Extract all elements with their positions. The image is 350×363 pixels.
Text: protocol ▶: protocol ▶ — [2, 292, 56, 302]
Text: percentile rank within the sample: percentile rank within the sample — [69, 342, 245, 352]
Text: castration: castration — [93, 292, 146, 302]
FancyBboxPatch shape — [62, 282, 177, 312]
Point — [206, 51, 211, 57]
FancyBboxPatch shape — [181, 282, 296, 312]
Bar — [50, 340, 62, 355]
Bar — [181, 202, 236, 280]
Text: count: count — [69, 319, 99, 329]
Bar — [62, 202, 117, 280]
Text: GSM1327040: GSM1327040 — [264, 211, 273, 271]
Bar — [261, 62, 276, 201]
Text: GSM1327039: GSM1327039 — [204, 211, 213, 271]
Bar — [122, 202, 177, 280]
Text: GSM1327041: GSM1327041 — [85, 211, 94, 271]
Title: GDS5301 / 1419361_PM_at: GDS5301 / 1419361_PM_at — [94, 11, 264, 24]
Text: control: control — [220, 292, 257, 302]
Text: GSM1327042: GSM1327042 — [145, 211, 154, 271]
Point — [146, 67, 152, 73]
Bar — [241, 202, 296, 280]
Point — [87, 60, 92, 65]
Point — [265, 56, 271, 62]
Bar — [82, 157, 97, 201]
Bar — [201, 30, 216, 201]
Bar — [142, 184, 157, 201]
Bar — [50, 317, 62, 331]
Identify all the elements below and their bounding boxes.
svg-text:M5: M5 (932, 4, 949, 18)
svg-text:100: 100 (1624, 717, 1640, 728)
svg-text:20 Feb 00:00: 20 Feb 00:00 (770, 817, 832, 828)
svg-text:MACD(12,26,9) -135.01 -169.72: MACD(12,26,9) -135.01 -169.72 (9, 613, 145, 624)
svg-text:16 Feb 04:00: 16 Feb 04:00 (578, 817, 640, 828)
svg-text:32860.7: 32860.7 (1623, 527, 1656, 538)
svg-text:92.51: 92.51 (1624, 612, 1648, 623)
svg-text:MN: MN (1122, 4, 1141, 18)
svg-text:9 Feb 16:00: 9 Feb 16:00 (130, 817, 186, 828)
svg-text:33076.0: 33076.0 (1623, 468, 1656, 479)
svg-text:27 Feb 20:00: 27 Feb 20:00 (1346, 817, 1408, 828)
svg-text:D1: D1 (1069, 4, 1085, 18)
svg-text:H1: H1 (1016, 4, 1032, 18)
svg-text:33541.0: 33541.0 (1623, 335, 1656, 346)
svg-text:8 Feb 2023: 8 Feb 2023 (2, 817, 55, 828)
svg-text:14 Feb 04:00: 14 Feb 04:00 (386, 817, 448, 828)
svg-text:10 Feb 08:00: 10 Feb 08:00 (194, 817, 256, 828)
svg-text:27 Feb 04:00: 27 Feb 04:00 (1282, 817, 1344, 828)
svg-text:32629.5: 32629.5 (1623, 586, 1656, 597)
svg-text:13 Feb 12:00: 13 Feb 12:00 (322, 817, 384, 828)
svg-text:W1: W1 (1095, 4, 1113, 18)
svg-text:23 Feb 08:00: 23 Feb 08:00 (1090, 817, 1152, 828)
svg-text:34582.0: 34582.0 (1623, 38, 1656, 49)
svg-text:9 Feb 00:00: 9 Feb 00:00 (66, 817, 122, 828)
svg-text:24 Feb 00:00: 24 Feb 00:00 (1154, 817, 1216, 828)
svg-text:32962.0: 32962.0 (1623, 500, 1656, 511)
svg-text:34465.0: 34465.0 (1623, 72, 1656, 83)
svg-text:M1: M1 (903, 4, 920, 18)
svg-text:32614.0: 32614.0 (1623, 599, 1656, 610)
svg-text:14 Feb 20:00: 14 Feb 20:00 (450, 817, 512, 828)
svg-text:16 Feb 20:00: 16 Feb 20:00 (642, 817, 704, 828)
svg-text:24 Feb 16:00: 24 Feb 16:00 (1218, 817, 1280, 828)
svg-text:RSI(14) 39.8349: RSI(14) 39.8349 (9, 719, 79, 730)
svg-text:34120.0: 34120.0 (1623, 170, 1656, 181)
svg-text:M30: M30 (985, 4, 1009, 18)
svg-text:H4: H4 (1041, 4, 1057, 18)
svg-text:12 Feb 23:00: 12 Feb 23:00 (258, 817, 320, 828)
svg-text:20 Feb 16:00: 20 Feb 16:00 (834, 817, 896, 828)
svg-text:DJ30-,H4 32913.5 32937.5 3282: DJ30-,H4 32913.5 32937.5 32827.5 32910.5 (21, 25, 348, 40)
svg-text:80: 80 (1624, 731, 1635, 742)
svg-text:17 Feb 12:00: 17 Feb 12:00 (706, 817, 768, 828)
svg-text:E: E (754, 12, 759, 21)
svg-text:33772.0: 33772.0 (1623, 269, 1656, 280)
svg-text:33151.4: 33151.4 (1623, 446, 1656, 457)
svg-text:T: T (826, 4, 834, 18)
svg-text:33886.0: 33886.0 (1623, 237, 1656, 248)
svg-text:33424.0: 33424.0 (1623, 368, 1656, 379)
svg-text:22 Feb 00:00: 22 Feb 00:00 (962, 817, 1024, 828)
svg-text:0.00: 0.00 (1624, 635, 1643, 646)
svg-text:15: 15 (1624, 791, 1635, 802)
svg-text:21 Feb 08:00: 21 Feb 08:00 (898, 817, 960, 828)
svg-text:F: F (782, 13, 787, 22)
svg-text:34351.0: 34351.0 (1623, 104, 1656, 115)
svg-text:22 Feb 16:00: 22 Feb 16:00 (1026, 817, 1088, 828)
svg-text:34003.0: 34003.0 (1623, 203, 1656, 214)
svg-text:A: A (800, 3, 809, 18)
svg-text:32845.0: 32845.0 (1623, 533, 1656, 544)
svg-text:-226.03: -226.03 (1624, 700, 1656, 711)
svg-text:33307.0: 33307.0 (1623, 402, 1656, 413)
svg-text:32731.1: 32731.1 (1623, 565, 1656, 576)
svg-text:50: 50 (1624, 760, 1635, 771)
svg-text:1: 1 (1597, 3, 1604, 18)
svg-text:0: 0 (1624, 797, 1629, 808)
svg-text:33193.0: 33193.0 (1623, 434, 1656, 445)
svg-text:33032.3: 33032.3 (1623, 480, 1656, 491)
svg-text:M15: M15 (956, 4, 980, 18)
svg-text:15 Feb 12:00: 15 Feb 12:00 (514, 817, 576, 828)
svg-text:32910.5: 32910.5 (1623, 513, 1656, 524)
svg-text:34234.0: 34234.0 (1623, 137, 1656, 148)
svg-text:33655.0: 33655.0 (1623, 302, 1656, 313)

————————

# What needs to be done
Copy out everything from the start of the records down to the line containing "Point — [146, 67, 152, 73]", including both ends. Keep every line unchanged.

# Task solution
Extract all elements with their positions. The image is 350×363 pixels.
Text: protocol ▶: protocol ▶ — [2, 292, 56, 302]
Text: percentile rank within the sample: percentile rank within the sample — [69, 342, 245, 352]
Text: castration: castration — [93, 292, 146, 302]
FancyBboxPatch shape — [62, 282, 177, 312]
Point — [206, 51, 211, 57]
FancyBboxPatch shape — [181, 282, 296, 312]
Bar — [50, 340, 62, 355]
Bar — [181, 202, 236, 280]
Text: count: count — [69, 319, 99, 329]
Bar — [62, 202, 117, 280]
Text: GSM1327040: GSM1327040 — [264, 211, 273, 271]
Bar — [261, 62, 276, 201]
Text: GSM1327039: GSM1327039 — [204, 211, 213, 271]
Bar — [122, 202, 177, 280]
Text: GSM1327041: GSM1327041 — [85, 211, 94, 271]
Title: GDS5301 / 1419361_PM_at: GDS5301 / 1419361_PM_at — [94, 11, 264, 24]
Text: control: control — [220, 292, 257, 302]
Text: GSM1327042: GSM1327042 — [145, 211, 154, 271]
Point — [146, 67, 152, 73]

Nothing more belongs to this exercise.